WHAT TO PRODUCE:
Reproduce all of the data below without alteration; exclude every picture.

---- SUPPLIED DATA

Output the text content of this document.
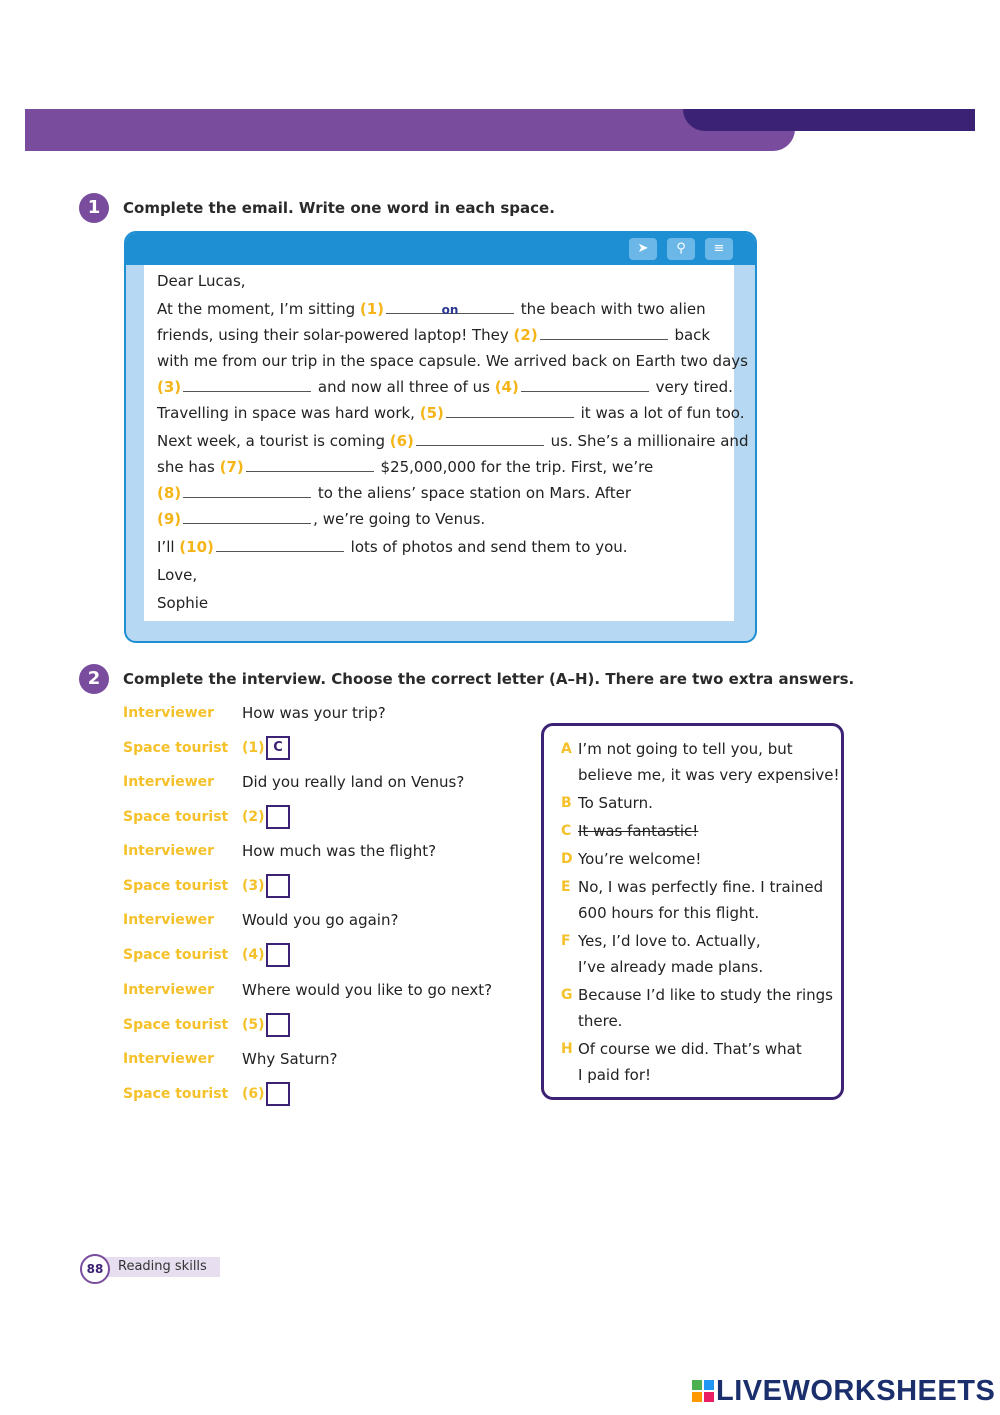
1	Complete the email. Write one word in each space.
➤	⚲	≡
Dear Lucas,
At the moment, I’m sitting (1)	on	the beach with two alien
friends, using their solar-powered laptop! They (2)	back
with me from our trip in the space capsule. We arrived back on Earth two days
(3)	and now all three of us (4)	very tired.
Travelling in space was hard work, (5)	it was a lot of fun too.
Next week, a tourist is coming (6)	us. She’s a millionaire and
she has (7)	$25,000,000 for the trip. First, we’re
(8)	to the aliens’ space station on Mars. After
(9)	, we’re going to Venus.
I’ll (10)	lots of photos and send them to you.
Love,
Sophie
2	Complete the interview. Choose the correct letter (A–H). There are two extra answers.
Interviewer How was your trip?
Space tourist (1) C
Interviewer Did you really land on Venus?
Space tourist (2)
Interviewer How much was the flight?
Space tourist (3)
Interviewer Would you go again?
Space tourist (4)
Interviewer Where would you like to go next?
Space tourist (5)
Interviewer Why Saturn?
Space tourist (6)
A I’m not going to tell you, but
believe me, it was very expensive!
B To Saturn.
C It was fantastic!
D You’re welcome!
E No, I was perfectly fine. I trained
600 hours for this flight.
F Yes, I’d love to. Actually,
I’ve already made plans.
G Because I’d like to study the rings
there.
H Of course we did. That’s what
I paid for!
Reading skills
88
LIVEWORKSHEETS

--------

EXERCISE RESPONSE:
Output the text content of this document.
1	Complete the email. Write one word in each space.
➤	⚲	≡
Dear Lucas,
At the moment, I’m sitting (1)	on	the beach with two alien
friends, using their solar-powered laptop! They (2)	back
with me from our trip in the space capsule. We arrived back on Earth two days
(3)	and now all three of us (4)	very tired.
Travelling in space was hard work, (5)	it was a lot of fun too.
Next week, a tourist is coming (6)	us. She’s a millionaire and
she has (7)	$25,000,000 for the trip. First, we’re
(8)	to the aliens’ space station on Mars. After
(9)	, we’re going to Venus.
I’ll (10)	lots of photos and send them to you.
Love,
Sophie
2	Complete the interview. Choose the correct letter (A–H). There are two extra answers.
Interviewer How was your trip?
Space tourist (1) C
Interviewer Did you really land on Venus?
Space tourist (2)
Interviewer How much was the flight?
Space tourist (3)
Interviewer Would you go again?
Space tourist (4)
Interviewer Where would you like to go next?
Space tourist (5)
Interviewer Why Saturn?
Space tourist (6)
A I’m not going to tell you, but
believe me, it was very expensive!
B To Saturn.
C It was fantastic!
D You’re welcome!
E No, I was perfectly fine. I trained
600 hours for this flight.
F Yes, I’d love to. Actually,
I’ve already made plans.
G Because I’d like to study the rings
there.
H Of course we did. That’s what
I paid for!
Reading skills
88
LIVEWORKSHEETS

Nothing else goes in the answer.